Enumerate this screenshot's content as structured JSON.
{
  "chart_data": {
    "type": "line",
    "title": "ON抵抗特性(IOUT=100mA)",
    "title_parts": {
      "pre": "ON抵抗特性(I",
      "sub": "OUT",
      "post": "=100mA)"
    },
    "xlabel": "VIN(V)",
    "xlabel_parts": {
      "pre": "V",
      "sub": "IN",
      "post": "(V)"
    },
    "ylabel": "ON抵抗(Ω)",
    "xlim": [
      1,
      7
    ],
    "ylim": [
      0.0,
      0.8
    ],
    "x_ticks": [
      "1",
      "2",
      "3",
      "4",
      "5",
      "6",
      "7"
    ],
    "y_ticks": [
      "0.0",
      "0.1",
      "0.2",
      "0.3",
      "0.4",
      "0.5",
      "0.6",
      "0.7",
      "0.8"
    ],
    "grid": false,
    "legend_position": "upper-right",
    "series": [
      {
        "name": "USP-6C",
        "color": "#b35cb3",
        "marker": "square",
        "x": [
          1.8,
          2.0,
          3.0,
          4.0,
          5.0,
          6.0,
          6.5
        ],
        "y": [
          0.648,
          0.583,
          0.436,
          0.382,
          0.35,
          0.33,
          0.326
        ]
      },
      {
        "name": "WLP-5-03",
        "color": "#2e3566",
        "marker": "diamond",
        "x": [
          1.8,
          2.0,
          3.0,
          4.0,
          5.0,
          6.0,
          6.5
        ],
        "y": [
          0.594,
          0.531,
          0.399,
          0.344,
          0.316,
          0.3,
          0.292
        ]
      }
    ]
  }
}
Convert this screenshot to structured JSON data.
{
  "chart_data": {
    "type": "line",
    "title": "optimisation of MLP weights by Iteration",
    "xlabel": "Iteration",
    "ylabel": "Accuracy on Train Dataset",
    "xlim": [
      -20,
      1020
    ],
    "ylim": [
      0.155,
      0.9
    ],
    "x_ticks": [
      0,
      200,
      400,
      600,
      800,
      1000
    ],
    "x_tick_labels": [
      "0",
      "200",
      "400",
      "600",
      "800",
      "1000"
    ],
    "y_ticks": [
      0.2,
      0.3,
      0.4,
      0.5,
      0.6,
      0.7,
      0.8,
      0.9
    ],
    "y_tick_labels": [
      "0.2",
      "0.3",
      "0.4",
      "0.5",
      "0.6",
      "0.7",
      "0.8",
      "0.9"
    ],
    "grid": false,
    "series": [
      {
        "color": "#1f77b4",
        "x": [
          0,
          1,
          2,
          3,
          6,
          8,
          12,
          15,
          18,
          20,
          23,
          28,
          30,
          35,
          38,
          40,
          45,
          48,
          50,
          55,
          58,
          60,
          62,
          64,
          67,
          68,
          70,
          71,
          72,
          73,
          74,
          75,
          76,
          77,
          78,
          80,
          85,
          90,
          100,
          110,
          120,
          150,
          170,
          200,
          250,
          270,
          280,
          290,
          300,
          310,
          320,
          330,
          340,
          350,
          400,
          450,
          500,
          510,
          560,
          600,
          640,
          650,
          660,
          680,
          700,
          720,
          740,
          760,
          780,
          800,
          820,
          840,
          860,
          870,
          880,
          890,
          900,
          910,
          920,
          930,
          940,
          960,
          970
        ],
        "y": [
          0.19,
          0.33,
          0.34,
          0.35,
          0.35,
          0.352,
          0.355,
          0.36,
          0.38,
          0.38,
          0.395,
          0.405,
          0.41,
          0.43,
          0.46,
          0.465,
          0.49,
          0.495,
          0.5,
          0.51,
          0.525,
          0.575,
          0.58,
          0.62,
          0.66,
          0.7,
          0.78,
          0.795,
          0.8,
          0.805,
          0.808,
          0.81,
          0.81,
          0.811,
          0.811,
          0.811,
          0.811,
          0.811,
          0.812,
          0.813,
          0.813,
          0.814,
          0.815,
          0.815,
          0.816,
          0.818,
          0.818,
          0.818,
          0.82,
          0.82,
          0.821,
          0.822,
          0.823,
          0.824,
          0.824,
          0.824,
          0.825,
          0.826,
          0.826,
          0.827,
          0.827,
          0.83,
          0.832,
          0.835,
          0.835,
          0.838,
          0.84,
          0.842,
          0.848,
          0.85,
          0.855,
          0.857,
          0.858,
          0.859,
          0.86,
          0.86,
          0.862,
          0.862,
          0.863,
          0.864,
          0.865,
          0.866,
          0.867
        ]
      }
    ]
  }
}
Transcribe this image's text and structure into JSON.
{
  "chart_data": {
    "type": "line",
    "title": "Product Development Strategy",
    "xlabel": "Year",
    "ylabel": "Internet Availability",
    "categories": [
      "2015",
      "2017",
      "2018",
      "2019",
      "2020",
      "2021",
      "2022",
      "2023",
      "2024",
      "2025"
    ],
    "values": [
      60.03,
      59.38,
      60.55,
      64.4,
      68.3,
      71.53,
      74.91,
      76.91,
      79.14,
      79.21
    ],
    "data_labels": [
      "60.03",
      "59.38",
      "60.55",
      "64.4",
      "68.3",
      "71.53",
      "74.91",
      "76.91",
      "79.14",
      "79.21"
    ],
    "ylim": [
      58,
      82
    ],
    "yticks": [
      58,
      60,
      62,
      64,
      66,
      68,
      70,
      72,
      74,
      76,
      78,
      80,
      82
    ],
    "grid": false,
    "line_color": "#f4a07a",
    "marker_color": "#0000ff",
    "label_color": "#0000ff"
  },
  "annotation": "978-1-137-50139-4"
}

※

▶ _Exercise aim_:
Repeat every entry exactly as written above.

▶ _Reply_:
Enumerate this screenshot's content as structured JSON.
{
  "chart_data": {
    "type": "line",
    "title": "ON抵抗特性(IOUT=100mA)",
    "title_parts": {
      "pre": "ON抵抗特性(I",
      "sub": "OUT",
      "post": "=100mA)"
    },
    "xlabel": "VIN(V)",
    "xlabel_parts": {
      "pre": "V",
      "sub": "IN",
      "post": "(V)"
    },
    "ylabel": "ON抵抗(Ω)",
    "xlim": [
      1,
      7
    ],
    "ylim": [
      0.0,
      0.8
    ],
    "x_ticks": [
      "1",
      "2",
      "3",
      "4",
      "5",
      "6",
      "7"
    ],
    "y_ticks": [
      "0.0",
      "0.1",
      "0.2",
      "0.3",
      "0.4",
      "0.5",
      "0.6",
      "0.7",
      "0.8"
    ],
    "grid": false,
    "legend_position": "upper-right",
    "series": [
      {
        "name": "USP-6C",
        "color": "#b35cb3",
        "marker": "square",
        "x": [
          1.8,
          2.0,
          3.0,
          4.0,
          5.0,
          6.0,
          6.5
        ],
        "y": [
          0.648,
          0.583,
          0.436,
          0.382,
          0.35,
          0.33,
          0.326
        ]
      },
      {
        "name": "WLP-5-03",
        "color": "#2e3566",
        "marker": "diamond",
        "x": [
          1.8,
          2.0,
          3.0,
          4.0,
          5.0,
          6.0,
          6.5
        ],
        "y": [
          0.594,
          0.531,
          0.399,
          0.344,
          0.316,
          0.3,
          0.292
        ]
      }
    ]
  }
}
Convert this screenshot to structured JSON data.
{
  "chart_data": {
    "type": "line",
    "title": "optimisation of MLP weights by Iteration",
    "xlabel": "Iteration",
    "ylabel": "Accuracy on Train Dataset",
    "xlim": [
      -20,
      1020
    ],
    "ylim": [
      0.155,
      0.9
    ],
    "x_ticks": [
      0,
      200,
      400,
      600,
      800,
      1000
    ],
    "x_tick_labels": [
      "0",
      "200",
      "400",
      "600",
      "800",
      "1000"
    ],
    "y_ticks": [
      0.2,
      0.3,
      0.4,
      0.5,
      0.6,
      0.7,
      0.8,
      0.9
    ],
    "y_tick_labels": [
      "0.2",
      "0.3",
      "0.4",
      "0.5",
      "0.6",
      "0.7",
      "0.8",
      "0.9"
    ],
    "grid": false,
    "series": [
      {
        "color": "#1f77b4",
        "x": [
          0,
          1,
          2,
          3,
          6,
          8,
          12,
          15,
          18,
          20,
          23,
          28,
          30,
          35,
          38,
          40,
          45,
          48,
          50,
          55,
          58,
          60,
          62,
          64,
          67,
          68,
          70,
          71,
          72,
          73,
          74,
          75,
          76,
          77,
          78,
          80,
          85,
          90,
          100,
          110,
          120,
          150,
          170,
          200,
          250,
          270,
          280,
          290,
          300,
          310,
          320,
          330,
          340,
          350,
          400,
          450,
          500,
          510,
          560,
          600,
          640,
          650,
          660,
          680,
          700,
          720,
          740,
          760,
          780,
          800,
          820,
          840,
          860,
          870,
          880,
          890,
          900,
          910,
          920,
          930,
          940,
          960,
          970
        ],
        "y": [
          0.19,
          0.33,
          0.34,
          0.35,
          0.35,
          0.352,
          0.355,
          0.36,
          0.38,
          0.38,
          0.395,
          0.405,
          0.41,
          0.43,
          0.46,
          0.465,
          0.49,
          0.495,
          0.5,
          0.51,
          0.525,
          0.575,
          0.58,
          0.62,
          0.66,
          0.7,
          0.78,
          0.795,
          0.8,
          0.805,
          0.808,
          0.81,
          0.81,
          0.811,
          0.811,
          0.811,
          0.811,
          0.811,
          0.812,
          0.813,
          0.813,
          0.814,
          0.815,
          0.815,
          0.816,
          0.818,
          0.818,
          0.818,
          0.82,
          0.82,
          0.821,
          0.822,
          0.823,
          0.824,
          0.824,
          0.824,
          0.825,
          0.826,
          0.826,
          0.827,
          0.827,
          0.83,
          0.832,
          0.835,
          0.835,
          0.838,
          0.84,
          0.842,
          0.848,
          0.85,
          0.855,
          0.857,
          0.858,
          0.859,
          0.86,
          0.86,
          0.862,
          0.862,
          0.863,
          0.864,
          0.865,
          0.866,
          0.867
        ]
      }
    ]
  }
}
Transcribe this image's text and structure into JSON.
{
  "chart_data": {
    "type": "line",
    "title": "Product Development Strategy",
    "xlabel": "Year",
    "ylabel": "Internet Availability",
    "categories": [
      "2015",
      "2017",
      "2018",
      "2019",
      "2020",
      "2021",
      "2022",
      "2023",
      "2024",
      "2025"
    ],
    "values": [
      60.03,
      59.38,
      60.55,
      64.4,
      68.3,
      71.53,
      74.91,
      76.91,
      79.14,
      79.21
    ],
    "data_labels": [
      "60.03",
      "59.38",
      "60.55",
      "64.4",
      "68.3",
      "71.53",
      "74.91",
      "76.91",
      "79.14",
      "79.21"
    ],
    "ylim": [
      58,
      82
    ],
    "yticks": [
      58,
      60,
      62,
      64,
      66,
      68,
      70,
      72,
      74,
      76,
      78,
      80,
      82
    ],
    "grid": false,
    "line_color": "#f4a07a",
    "marker_color": "#0000ff",
    "label_color": "#0000ff"
  },
  "annotation": "978-1-137-50139-4"
}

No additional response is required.